REQUIRED WORK:
Rewrite only the rows from the line with "note-label: NOTE: [186, 313, 230, 329]" up to and including the line with "link-scanner-did-nothing[interactable]: Scanner did", putting "heavy" in place of "thick" and leaving everything else as it stands.

MATERIAL FOR THE TASK:
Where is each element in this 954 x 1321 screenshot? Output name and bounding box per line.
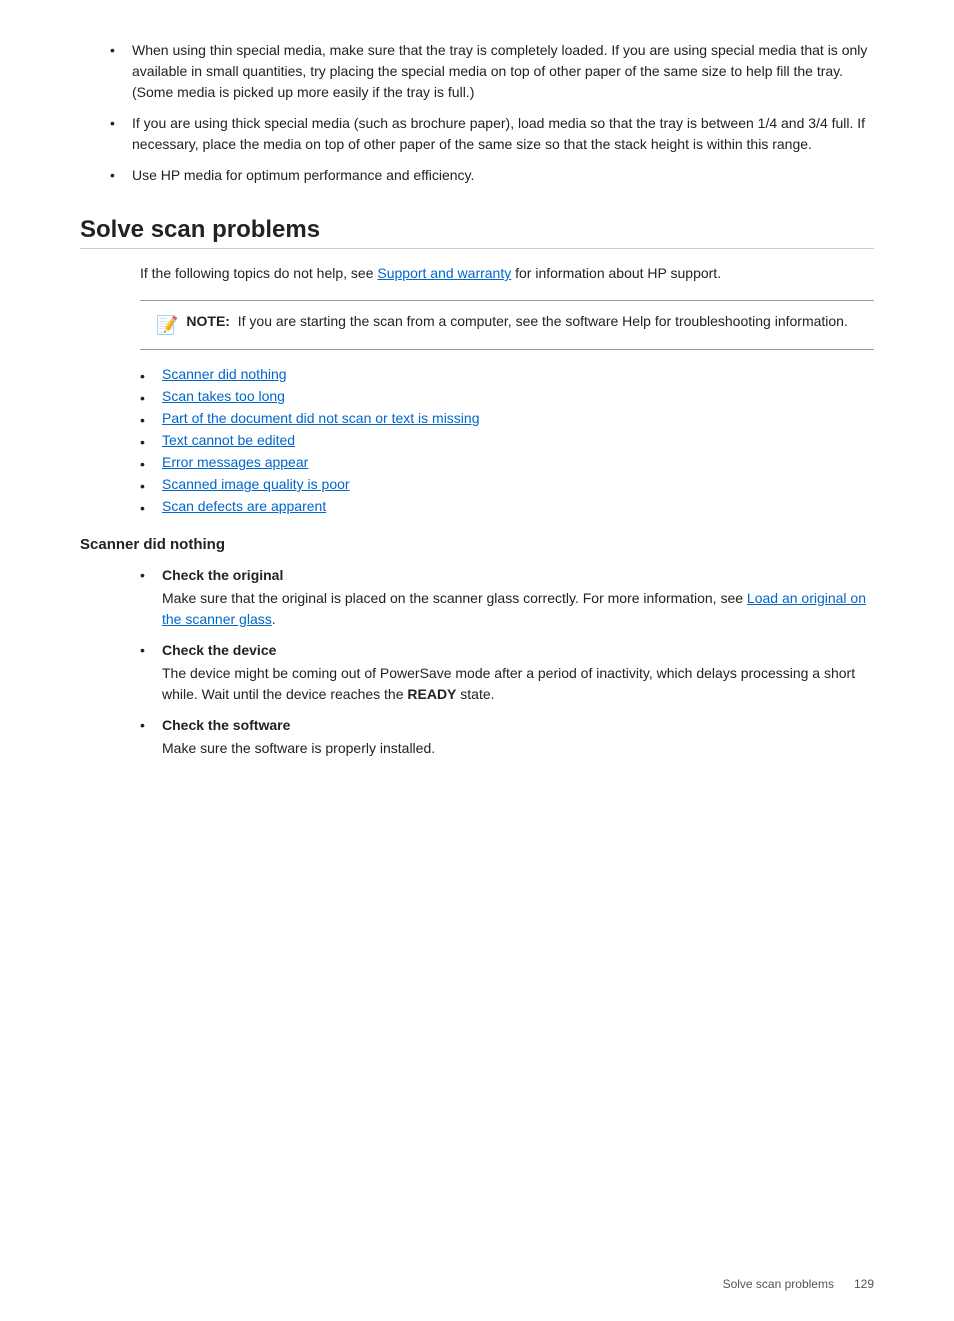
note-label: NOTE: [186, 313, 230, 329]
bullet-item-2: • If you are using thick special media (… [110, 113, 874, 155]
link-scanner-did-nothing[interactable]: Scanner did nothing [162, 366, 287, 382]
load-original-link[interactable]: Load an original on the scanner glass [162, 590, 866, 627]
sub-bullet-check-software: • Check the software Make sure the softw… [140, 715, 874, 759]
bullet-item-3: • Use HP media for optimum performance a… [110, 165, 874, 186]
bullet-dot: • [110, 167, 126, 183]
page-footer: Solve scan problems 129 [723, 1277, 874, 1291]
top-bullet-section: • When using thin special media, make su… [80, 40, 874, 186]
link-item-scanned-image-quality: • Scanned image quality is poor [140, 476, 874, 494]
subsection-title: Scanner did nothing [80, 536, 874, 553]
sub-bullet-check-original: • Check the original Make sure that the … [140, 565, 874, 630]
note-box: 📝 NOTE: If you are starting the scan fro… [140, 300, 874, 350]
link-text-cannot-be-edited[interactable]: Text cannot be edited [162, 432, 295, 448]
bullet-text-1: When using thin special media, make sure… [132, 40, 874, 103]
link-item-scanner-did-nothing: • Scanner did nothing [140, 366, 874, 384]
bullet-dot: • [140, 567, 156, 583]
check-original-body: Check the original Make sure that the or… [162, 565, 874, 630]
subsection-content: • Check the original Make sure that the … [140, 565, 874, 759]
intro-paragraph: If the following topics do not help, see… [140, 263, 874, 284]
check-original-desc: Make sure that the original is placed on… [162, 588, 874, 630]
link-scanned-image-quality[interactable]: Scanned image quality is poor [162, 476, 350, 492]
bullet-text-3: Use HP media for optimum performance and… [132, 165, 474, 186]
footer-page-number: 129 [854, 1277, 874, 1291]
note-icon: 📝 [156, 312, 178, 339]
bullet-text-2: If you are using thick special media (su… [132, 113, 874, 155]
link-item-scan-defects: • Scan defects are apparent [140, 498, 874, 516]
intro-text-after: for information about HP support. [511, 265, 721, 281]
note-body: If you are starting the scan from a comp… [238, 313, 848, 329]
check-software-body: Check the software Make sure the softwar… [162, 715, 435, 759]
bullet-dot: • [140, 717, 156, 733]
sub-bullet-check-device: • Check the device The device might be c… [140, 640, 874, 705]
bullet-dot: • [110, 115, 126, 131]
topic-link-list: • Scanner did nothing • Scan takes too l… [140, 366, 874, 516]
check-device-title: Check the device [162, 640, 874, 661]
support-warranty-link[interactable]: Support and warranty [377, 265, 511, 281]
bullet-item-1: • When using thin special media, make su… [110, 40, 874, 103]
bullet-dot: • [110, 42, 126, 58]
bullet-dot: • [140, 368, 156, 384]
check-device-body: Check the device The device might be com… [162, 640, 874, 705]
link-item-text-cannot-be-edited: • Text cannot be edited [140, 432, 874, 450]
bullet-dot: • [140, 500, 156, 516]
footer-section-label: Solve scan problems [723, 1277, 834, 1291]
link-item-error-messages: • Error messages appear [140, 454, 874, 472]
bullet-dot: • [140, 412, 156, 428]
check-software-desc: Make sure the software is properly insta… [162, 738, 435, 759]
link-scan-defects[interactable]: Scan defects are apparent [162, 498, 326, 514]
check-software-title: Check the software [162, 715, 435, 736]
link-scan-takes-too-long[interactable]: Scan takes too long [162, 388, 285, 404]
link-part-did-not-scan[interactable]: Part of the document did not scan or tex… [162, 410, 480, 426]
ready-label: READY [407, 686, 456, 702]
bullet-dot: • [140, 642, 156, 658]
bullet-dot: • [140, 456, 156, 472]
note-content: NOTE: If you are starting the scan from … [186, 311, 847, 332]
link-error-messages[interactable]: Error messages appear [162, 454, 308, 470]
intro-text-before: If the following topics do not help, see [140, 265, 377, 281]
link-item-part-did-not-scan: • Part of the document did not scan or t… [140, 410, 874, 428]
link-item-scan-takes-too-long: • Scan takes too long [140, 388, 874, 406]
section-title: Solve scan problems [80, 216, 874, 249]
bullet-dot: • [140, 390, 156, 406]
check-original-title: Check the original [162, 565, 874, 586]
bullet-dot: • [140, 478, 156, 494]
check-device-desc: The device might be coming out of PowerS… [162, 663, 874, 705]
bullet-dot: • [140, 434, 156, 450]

THE COMPLETED TASK:
note-label: NOTE: [186, 313, 230, 329]
bullet-item-2: • If you are using heavy special media (… [110, 113, 874, 155]
link-scanner-did-nothing[interactable]: Scanner did nothing [162, 366, 287, 382]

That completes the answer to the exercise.